___ DATA TO PROCESS ___
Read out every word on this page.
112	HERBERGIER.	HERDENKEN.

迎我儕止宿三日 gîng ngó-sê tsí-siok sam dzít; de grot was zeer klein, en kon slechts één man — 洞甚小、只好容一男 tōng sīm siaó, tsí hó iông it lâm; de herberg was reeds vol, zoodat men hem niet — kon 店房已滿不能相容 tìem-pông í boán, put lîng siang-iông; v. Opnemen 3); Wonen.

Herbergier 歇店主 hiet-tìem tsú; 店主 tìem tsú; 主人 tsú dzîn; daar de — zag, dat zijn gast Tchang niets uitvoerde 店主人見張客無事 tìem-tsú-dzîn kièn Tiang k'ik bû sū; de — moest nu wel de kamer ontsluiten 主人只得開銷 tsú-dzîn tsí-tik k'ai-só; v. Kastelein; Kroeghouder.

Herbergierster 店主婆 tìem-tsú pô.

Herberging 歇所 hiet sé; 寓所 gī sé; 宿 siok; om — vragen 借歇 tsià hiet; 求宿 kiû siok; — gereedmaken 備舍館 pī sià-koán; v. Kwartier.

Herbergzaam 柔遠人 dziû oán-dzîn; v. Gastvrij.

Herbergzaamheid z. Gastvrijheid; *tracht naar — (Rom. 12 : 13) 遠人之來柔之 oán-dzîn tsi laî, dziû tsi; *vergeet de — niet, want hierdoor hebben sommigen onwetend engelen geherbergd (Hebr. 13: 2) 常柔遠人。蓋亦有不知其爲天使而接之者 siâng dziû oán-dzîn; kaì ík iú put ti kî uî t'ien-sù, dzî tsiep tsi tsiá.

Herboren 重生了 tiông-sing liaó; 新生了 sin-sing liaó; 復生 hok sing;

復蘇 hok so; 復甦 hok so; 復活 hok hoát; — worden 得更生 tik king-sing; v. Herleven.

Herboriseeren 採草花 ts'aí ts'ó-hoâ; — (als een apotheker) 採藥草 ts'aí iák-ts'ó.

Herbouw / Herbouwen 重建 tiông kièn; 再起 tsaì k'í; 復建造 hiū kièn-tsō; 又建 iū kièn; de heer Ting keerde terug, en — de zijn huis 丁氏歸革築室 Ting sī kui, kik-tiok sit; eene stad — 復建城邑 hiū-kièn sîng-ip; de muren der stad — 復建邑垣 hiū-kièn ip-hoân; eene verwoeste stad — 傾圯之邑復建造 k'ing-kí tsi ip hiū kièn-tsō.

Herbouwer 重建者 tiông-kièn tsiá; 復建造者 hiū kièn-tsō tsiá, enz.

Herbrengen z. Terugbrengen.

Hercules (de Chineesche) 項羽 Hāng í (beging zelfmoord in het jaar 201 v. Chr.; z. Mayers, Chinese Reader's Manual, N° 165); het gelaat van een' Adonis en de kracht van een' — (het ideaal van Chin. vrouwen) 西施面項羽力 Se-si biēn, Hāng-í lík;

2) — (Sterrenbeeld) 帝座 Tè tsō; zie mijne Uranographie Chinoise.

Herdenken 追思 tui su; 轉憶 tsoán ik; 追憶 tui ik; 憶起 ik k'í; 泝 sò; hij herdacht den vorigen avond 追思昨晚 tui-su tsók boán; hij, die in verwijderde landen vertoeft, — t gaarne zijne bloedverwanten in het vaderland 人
___
WHAT THE TASK REQUIRES:
Quote every entry exactly.

ANSWER FOR THIS EXERCISE:
Read out every word on this page.
112	HERBERGIER.	HERDENKEN.

迎我儕止宿三日 gîng ngó-sê tsí-siok sam dzít; de grot was zeer klein, en kon slechts één man — 洞甚小、只好容一男 tōng sīm siaó, tsí hó iông it lâm; de herberg was reeds vol, zoodat men hem niet — kon 店房已滿不能相容 tìem-pông í boán, put lîng siang-iông; v. Opnemen 3); Wonen.

Herbergier 歇店主 hiet-tìem tsú; 店主 tìem tsú; 主人 tsú dzîn; daar de — zag, dat zijn gast Tchang niets uitvoerde 店主人見張客無事 tìem-tsú-dzîn kièn Tiang k'ik bû sū; de — moest nu wel de kamer ontsluiten 主人只得開銷 tsú-dzîn tsí-tik k'ai-só; v. Kastelein; Kroeghouder.

Herbergierster 店主婆 tìem-tsú pô.

Herberging 歇所 hiet sé; 寓所 gī sé; 宿 siok; om — vragen 借歇 tsià hiet; 求宿 kiû siok; — gereedmaken 備舍館 pī sià-koán; v. Kwartier.

Herbergzaam 柔遠人 dziû oán-dzîn; v. Gastvrij.

Herbergzaamheid z. Gastvrijheid; *tracht naar — (Rom. 12 : 13) 遠人之來柔之 oán-dzîn tsi laî, dziû tsi; *vergeet de — niet, want hierdoor hebben sommigen onwetend engelen geherbergd (Hebr. 13: 2) 常柔遠人。蓋亦有不知其爲天使而接之者 siâng dziû oán-dzîn; kaì ík iú put ti kî uî t'ien-sù, dzî tsiep tsi tsiá.

Herboren 重生了 tiông-sing liaó; 新生了 sin-sing liaó; 復生 hok sing;

復蘇 hok so; 復甦 hok so; 復活 hok hoát; — worden 得更生 tik king-sing; v. Herleven.

Herboriseeren 採草花 ts'aí ts'ó-hoâ; — (als een apotheker) 採藥草 ts'aí iák-ts'ó.

Herbouw / Herbouwen 重建 tiông kièn; 再起 tsaì k'í; 復建造 hiū kièn-tsō; 又建 iū kièn; de heer Ting keerde terug, en — de zijn huis 丁氏歸革築室 Ting sī kui, kik-tiok sit; eene stad — 復建城邑 hiū-kièn sîng-ip; de muren der stad — 復建邑垣 hiū-kièn ip-hoân; eene verwoeste stad — 傾圯之邑復建造 k'ing-kí tsi ip hiū kièn-tsō.

Herbouwer 重建者 tiông-kièn tsiá; 復建造者 hiū kièn-tsō tsiá, enz.

Herbrengen z. Terugbrengen.

Hercules (de Chineesche) 項羽 Hāng í (beging zelfmoord in het jaar 201 v. Chr.; z. Mayers, Chinese Reader's Manual, N° 165); het gelaat van een' Adonis en de kracht van een' — (het ideaal van Chin. vrouwen) 西施面項羽力 Se-si biēn, Hāng-í lík;

2) — (Sterrenbeeld) 帝座 Tè tsō; zie mijne Uranographie Chinoise.

Herdenken 追思 tui su; 轉憶 tsoán ik; 追憶 tui ik; 憶起 ik k'í; 泝 sò; hij herdacht den vorigen avond 追思昨晚 tui-su tsók boán; hij, die in verwijderde landen vertoeft, — t gaarne zijne bloedverwanten in het vaderland 人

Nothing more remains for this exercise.